* [DIRECTIVE]:
Where a line below holds the string "credits", copy that line.
————————
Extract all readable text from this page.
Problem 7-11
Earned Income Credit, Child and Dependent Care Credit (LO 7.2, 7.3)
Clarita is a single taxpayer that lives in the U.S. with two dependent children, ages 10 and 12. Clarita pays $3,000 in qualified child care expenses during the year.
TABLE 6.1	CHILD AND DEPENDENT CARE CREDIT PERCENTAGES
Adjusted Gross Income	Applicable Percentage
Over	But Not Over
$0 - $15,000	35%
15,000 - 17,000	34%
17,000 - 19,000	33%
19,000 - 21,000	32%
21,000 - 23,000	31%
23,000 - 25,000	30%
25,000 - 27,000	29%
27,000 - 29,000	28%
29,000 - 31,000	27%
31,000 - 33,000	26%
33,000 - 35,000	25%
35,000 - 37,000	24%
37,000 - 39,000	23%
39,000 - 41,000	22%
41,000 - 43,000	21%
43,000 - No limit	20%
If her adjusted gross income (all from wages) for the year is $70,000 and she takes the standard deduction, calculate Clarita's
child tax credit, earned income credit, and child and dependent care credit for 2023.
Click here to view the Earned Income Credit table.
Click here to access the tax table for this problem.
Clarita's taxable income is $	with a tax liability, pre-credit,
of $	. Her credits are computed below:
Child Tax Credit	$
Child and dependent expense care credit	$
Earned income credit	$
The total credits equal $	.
————————
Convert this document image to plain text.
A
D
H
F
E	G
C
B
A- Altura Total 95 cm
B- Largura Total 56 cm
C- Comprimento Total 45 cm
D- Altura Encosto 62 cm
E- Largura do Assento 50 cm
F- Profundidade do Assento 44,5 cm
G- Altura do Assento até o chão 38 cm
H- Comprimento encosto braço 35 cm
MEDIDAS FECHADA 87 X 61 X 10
————————
* [SOLUTION FOR THIS EXERCISE]:
of $	. Her credits are computed below:
The total credits equal $	.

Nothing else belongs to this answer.